Collected data entries
%%

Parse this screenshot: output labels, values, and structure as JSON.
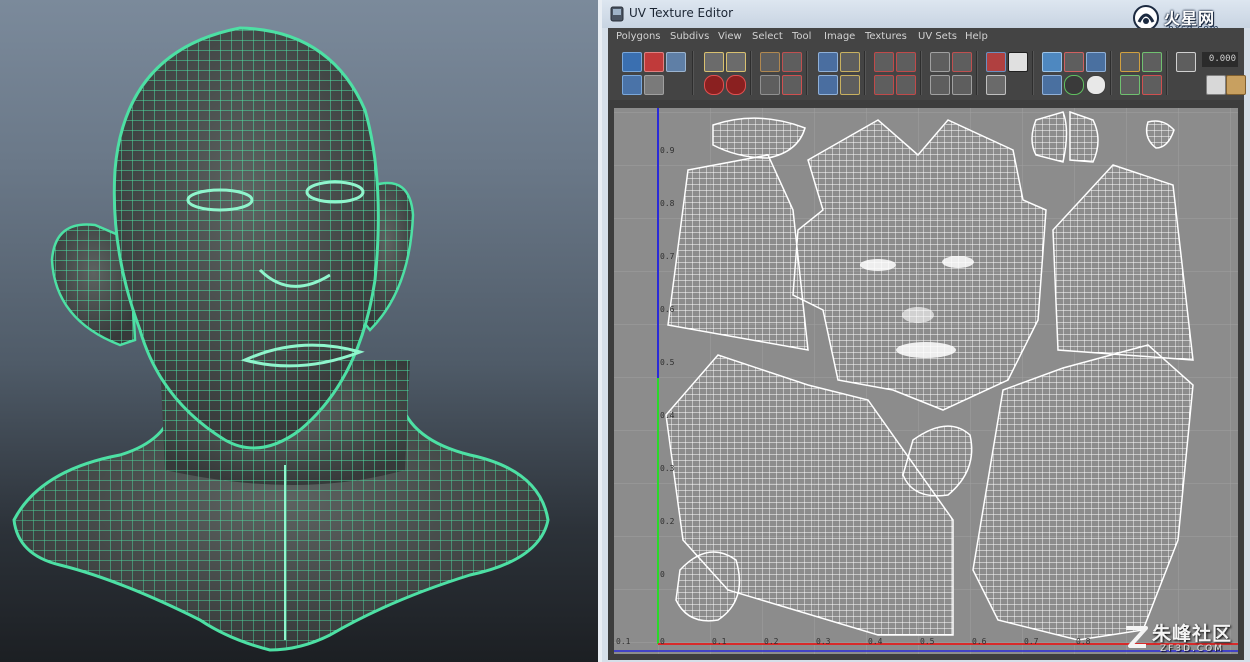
{
  "window": {
    "title": "UV Texture Editor"
  },
  "logo": {
    "text": "火星网",
    "url": "hxsd.com"
  },
  "menu": {
    "items": [
      "Polygons",
      "Subdivs",
      "View",
      "Select",
      "Tool",
      "Image",
      "Textures",
      "UV Sets",
      "Help"
    ]
  },
  "toolbar": {
    "value_field": "0.000"
  },
  "uv_grid": {
    "x_ticks": [
      "0.1",
      "0",
      "0.1",
      "0.2",
      "0.3",
      "0.4",
      "0.5",
      "0.6",
      "0.7",
      "0.8"
    ],
    "y_ticks": [
      "0.9",
      "0.8",
      "0.7",
      "0.6",
      "0.5",
      "0.4",
      "0.3",
      "0.2",
      "0"
    ]
  },
  "watermark": {
    "text": "朱峰社区",
    "url": "ZF3D.COM"
  },
  "colors": {
    "wire_green": "#4de0a4",
    "uv_bg": "#8c8c8c",
    "uv_wire": "#ffffff",
    "axis_blue": "#2a2ad8",
    "axis_red": "#d82a2a",
    "axis_green": "#2ad82a"
  }
}
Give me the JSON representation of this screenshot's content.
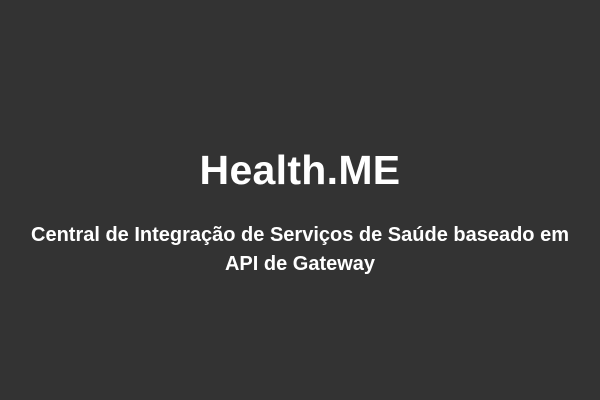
{
  "page": {
    "background_color": "#333333",
    "text_color": "#ffffff"
  },
  "content": {
    "title": "Health.ME",
    "subtitle_line1": "Central de Integração de Serviços de Saúde baseado em",
    "subtitle_line2": "API de Gateway"
  }
}
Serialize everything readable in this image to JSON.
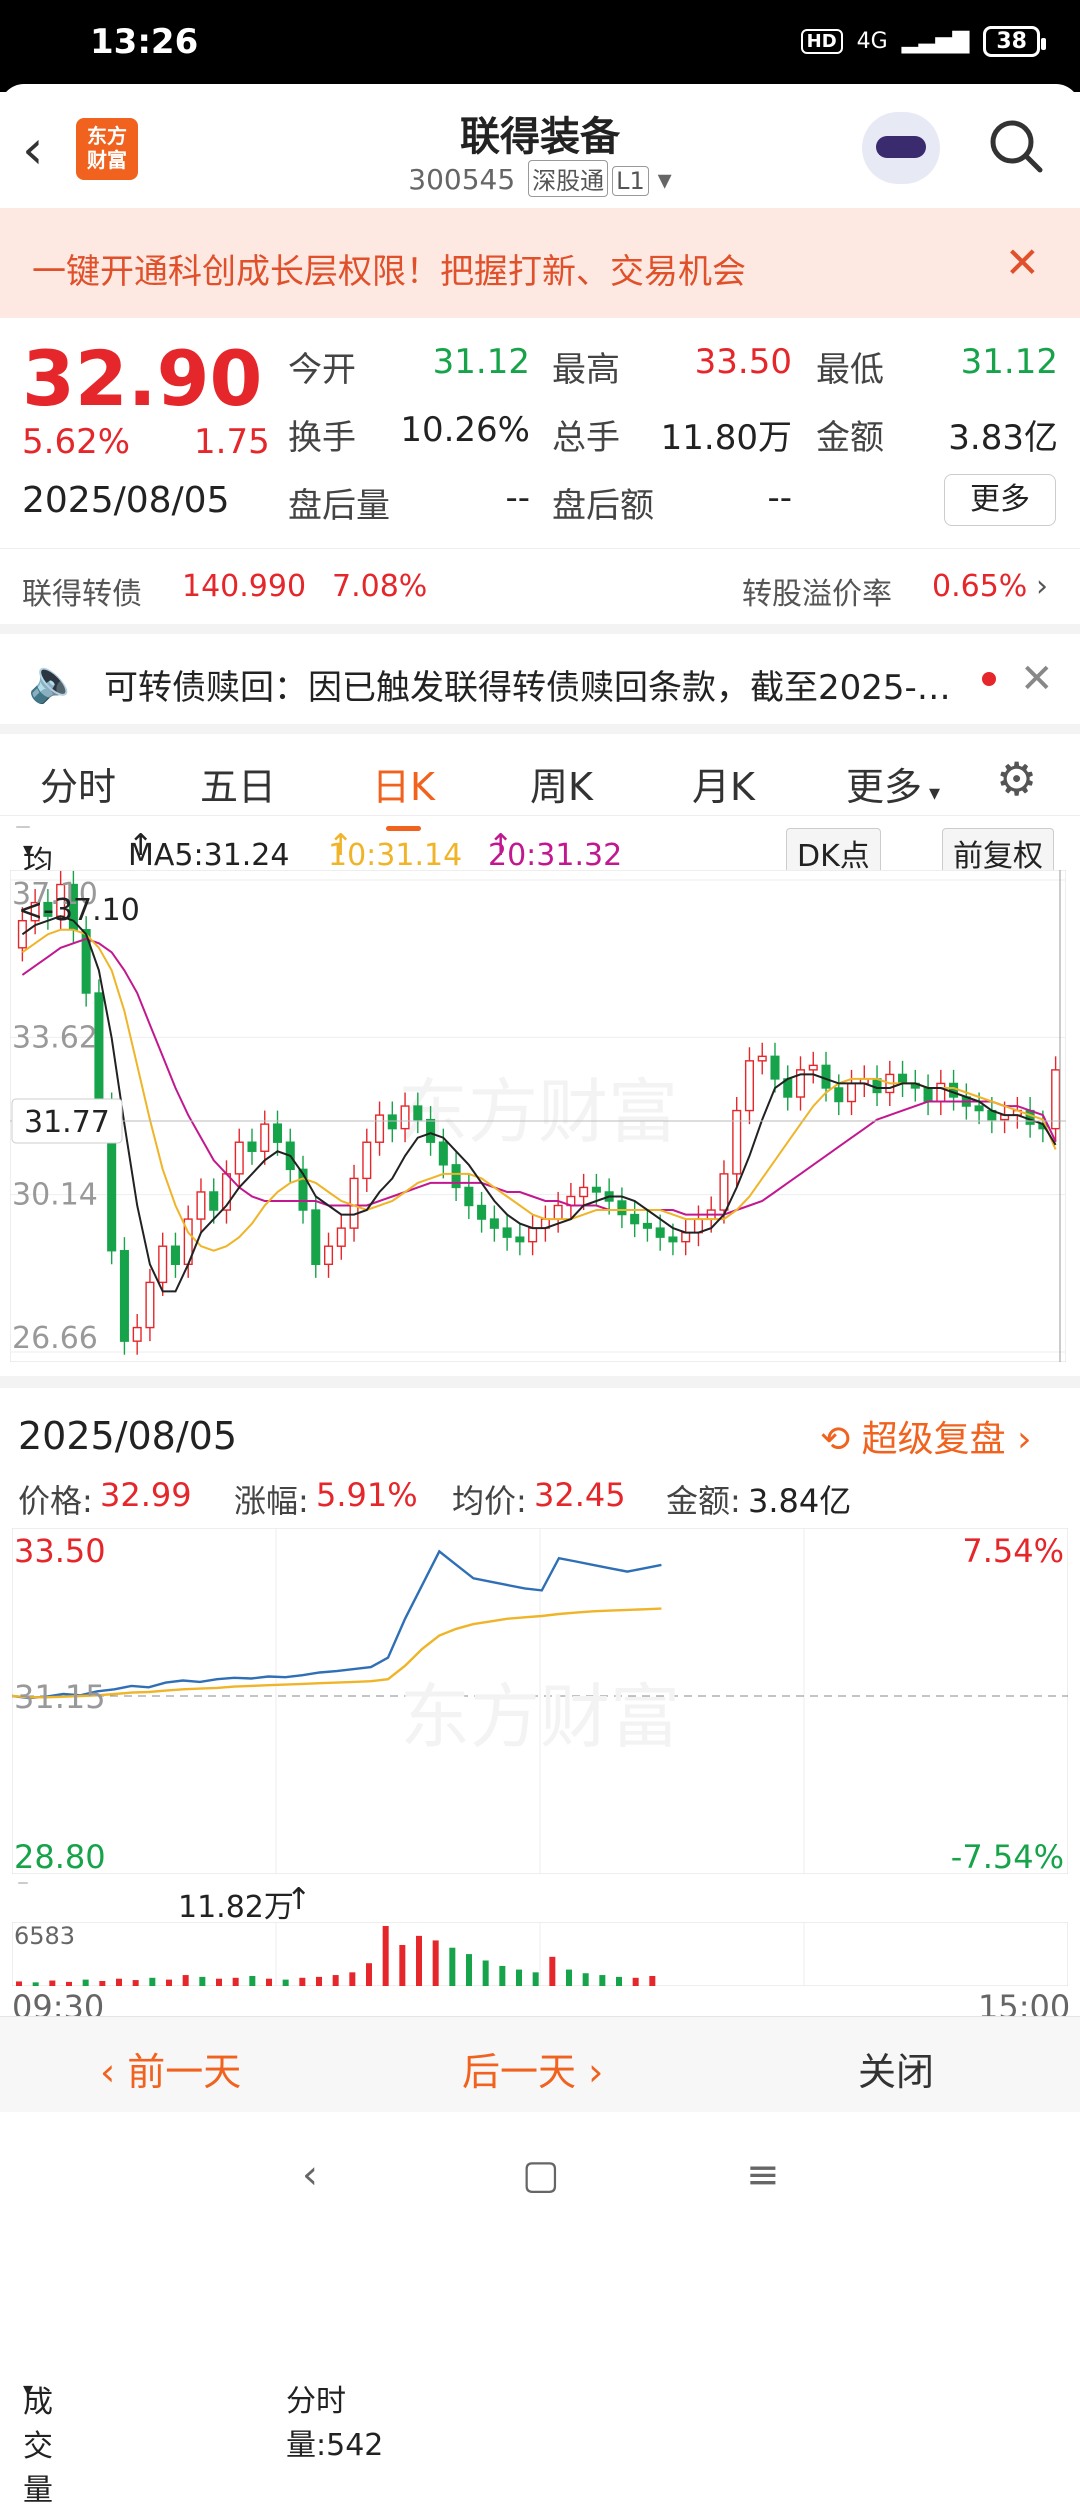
{
  "status": {
    "time": "13:26",
    "hd": "HD",
    "network": "4G",
    "battery": "38"
  },
  "header": {
    "logo_line1": "东方",
    "logo_line2": "财富",
    "stock_name": "联得装备",
    "stock_code": "300545",
    "market_tag": "深股通",
    "level_tag": "L1"
  },
  "banner": {
    "text": "一键开通科创成长层权限！把握打新、交易机会"
  },
  "quote": {
    "price": "32.90",
    "change_pct": "5.62%",
    "change": "1.75",
    "date": "2025/08/05",
    "open_label": "今开",
    "open": "31.12",
    "high_label": "最高",
    "high": "33.50",
    "low_label": "最低",
    "low": "31.12",
    "turnover_label": "换手",
    "turnover": "10.26%",
    "volume_label": "总手",
    "volume": "11.80万",
    "amount_label": "金额",
    "amount": "3.83亿",
    "after_vol_label": "盘后量",
    "after_vol": "--",
    "after_amt_label": "盘后额",
    "after_amt": "--",
    "more_label": "更多"
  },
  "convertible": {
    "name": "联得转债",
    "price": "140.990",
    "pct": "7.08%",
    "premium_label": "转股溢价率",
    "premium": "0.65%"
  },
  "notice": {
    "text": "可转债赎回：因已触发联得转债赎回条款，截至2025-…"
  },
  "tabs": [
    "分时",
    "五日",
    "日K",
    "周K",
    "月K",
    "更多"
  ],
  "ma": {
    "selector": "均线",
    "ma5": "MA5:31.24",
    "ma10": "10:31.14",
    "ma20": "20:31.32",
    "dk": "DK点",
    "adjust": "前复权"
  },
  "kchart_labels": {
    "top": "37.10",
    "max_marker": "<-37.10",
    "l2": "33.62",
    "cur": "31.77",
    "l3": "30.14",
    "bottom": "26.66"
  },
  "detail": {
    "date": "2025/08/05",
    "replay": "超级复盘",
    "price_label": "价格:",
    "price": "32.99",
    "pct_label": "涨幅:",
    "pct": "5.91%",
    "avg_label": "均价:",
    "avg": "32.45",
    "amt_label": "金额:",
    "amt": "3.84亿",
    "top_price": "33.50",
    "top_pct": "7.54%",
    "mid_price": "31.15",
    "bot_price": "28.80",
    "bot_pct": "-7.54%",
    "vol_selector": "成交量",
    "vol_total": "11.82万",
    "tick_vol": "分时量:542",
    "vol_max": "6583",
    "t_start": "09:30",
    "t_end": "15:00"
  },
  "chart_data": [
    {
      "type": "candlestick",
      "title": "日K",
      "ylim": [
        26.66,
        37.1
      ],
      "y_ticks": [
        37.1,
        33.62,
        30.14,
        26.66
      ],
      "series_ma": [
        {
          "name": "MA5",
          "last": 31.24,
          "color": "#222222"
        },
        {
          "name": "MA10",
          "last": 31.14,
          "color": "#f0b429"
        },
        {
          "name": "MA20",
          "last": 31.32,
          "color": "#c2188f"
        }
      ],
      "closes": [
        36.2,
        36.6,
        36.3,
        37.0,
        36.0,
        34.6,
        32.1,
        28.9,
        26.9,
        27.2,
        28.2,
        29.0,
        28.6,
        29.6,
        30.2,
        29.8,
        30.6,
        31.3,
        31.1,
        31.7,
        31.3,
        30.7,
        29.8,
        28.6,
        29.0,
        29.4,
        30.5,
        31.3,
        31.9,
        31.6,
        32.1,
        31.8,
        31.3,
        30.8,
        30.3,
        29.9,
        29.6,
        29.4,
        29.2,
        29.1,
        29.4,
        29.6,
        29.9,
        30.1,
        30.3,
        30.2,
        30.0,
        29.7,
        29.5,
        29.4,
        29.2,
        29.1,
        29.3,
        29.6,
        29.8,
        30.6,
        32.0,
        33.1,
        33.2,
        32.7,
        32.3,
        32.9,
        33.0,
        32.5,
        32.2,
        32.6,
        32.7,
        32.4,
        32.8,
        32.6,
        32.5,
        32.2,
        32.6,
        32.3,
        32.1,
        32.0,
        31.8,
        31.9,
        32.0,
        31.7,
        31.6,
        32.9
      ],
      "ma5": [
        35.9,
        36.1,
        36.2,
        36.3,
        36.2,
        35.9,
        35.1,
        33.6,
        31.7,
        29.9,
        28.6,
        28.0,
        28.0,
        28.6,
        29.3,
        29.6,
        29.9,
        30.3,
        30.6,
        30.9,
        31.1,
        31.0,
        30.6,
        30.1,
        29.9,
        29.7,
        29.7,
        29.8,
        30.2,
        30.5,
        31.0,
        31.4,
        31.5,
        31.4,
        31.1,
        30.8,
        30.4,
        30.0,
        29.7,
        29.5,
        29.4,
        29.4,
        29.5,
        29.6,
        29.9,
        30.0,
        30.1,
        30.1,
        30.0,
        29.8,
        29.6,
        29.4,
        29.3,
        29.3,
        29.4,
        29.7,
        30.3,
        31.0,
        31.8,
        32.5,
        32.7,
        32.8,
        32.8,
        32.7,
        32.6,
        32.6,
        32.6,
        32.5,
        32.5,
        32.6,
        32.6,
        32.5,
        32.5,
        32.4,
        32.3,
        32.2,
        32.0,
        31.9,
        31.9,
        31.8,
        31.7,
        31.24
      ],
      "ma10": [
        35.5,
        35.7,
        35.9,
        36.0,
        36.0,
        35.9,
        35.6,
        35.1,
        34.2,
        33.0,
        31.8,
        30.7,
        29.9,
        29.3,
        29.0,
        28.9,
        29.0,
        29.2,
        29.5,
        29.9,
        30.2,
        30.4,
        30.5,
        30.4,
        30.2,
        30.0,
        29.9,
        29.8,
        29.9,
        30.0,
        30.2,
        30.4,
        30.5,
        30.6,
        30.6,
        30.6,
        30.5,
        30.3,
        30.1,
        29.9,
        29.7,
        29.6,
        29.6,
        29.6,
        29.7,
        29.8,
        29.8,
        29.8,
        29.8,
        29.8,
        29.8,
        29.7,
        29.6,
        29.6,
        29.6,
        29.6,
        29.8,
        30.1,
        30.5,
        30.9,
        31.3,
        31.7,
        32.1,
        32.4,
        32.6,
        32.7,
        32.7,
        32.7,
        32.6,
        32.6,
        32.6,
        32.5,
        32.5,
        32.5,
        32.4,
        32.3,
        32.2,
        32.1,
        32.0,
        31.9,
        31.8,
        31.14
      ],
      "ma20": [
        35.0,
        35.2,
        35.4,
        35.6,
        35.7,
        35.8,
        35.7,
        35.5,
        35.1,
        34.6,
        33.9,
        33.2,
        32.5,
        31.9,
        31.4,
        30.9,
        30.6,
        30.3,
        30.1,
        30.0,
        30.0,
        30.0,
        30.0,
        30.0,
        29.9,
        29.9,
        29.9,
        29.9,
        30.0,
        30.1,
        30.2,
        30.3,
        30.4,
        30.4,
        30.4,
        30.4,
        30.4,
        30.3,
        30.2,
        30.2,
        30.1,
        30.0,
        30.0,
        29.9,
        29.9,
        29.9,
        29.8,
        29.8,
        29.8,
        29.8,
        29.8,
        29.8,
        29.7,
        29.7,
        29.7,
        29.7,
        29.8,
        29.9,
        30.0,
        30.2,
        30.4,
        30.6,
        30.8,
        31.0,
        31.2,
        31.4,
        31.6,
        31.8,
        31.9,
        32.0,
        32.1,
        32.2,
        32.2,
        32.2,
        32.2,
        32.2,
        32.2,
        32.1,
        32.1,
        32.0,
        31.9,
        31.32
      ]
    },
    {
      "type": "line",
      "title": "分时",
      "ylim": [
        28.8,
        33.5
      ],
      "baseline": 31.15,
      "x_range": [
        "09:30",
        "15:00"
      ],
      "series": [
        {
          "name": "价格",
          "color": "#2f6fb6",
          "values": [
            31.15,
            31.12,
            31.14,
            31.18,
            31.16,
            31.22,
            31.25,
            31.3,
            31.28,
            31.35,
            31.38,
            31.36,
            31.4,
            31.42,
            31.41,
            31.44,
            31.43,
            31.46,
            31.5,
            31.52,
            31.55,
            31.58,
            31.72,
            32.3,
            32.8,
            33.3,
            33.1,
            32.9,
            32.85,
            32.8,
            32.75,
            32.72,
            33.2,
            33.15,
            33.1,
            33.05,
            33.0,
            33.05,
            33.1
          ]
        },
        {
          "name": "均价",
          "color": "#f0b429",
          "values": [
            31.15,
            31.13,
            31.13,
            31.14,
            31.15,
            31.16,
            31.18,
            31.2,
            31.21,
            31.23,
            31.25,
            31.26,
            31.27,
            31.29,
            31.3,
            31.31,
            31.32,
            31.33,
            31.34,
            31.35,
            31.36,
            31.37,
            31.4,
            31.6,
            31.85,
            32.05,
            32.15,
            32.22,
            32.26,
            32.3,
            32.32,
            32.34,
            32.37,
            32.39,
            32.41,
            32.42,
            32.43,
            32.44,
            32.45
          ]
        }
      ],
      "volume_max": 6583,
      "volumes": [
        500,
        400,
        600,
        450,
        700,
        550,
        800,
        650,
        900,
        700,
        1200,
        1000,
        800,
        900,
        1100,
        800,
        700,
        900,
        1000,
        1200,
        1500,
        2500,
        6583,
        4500,
        5500,
        5000,
        4200,
        3500,
        2800,
        2200,
        1800,
        1500,
        3200,
        1800,
        1400,
        1200,
        1000,
        900,
        1100
      ]
    }
  ]
}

%%

* Instruction:
Determine how many lines include the word "screenshot" and report that number by itself.

* Answer to the task:
2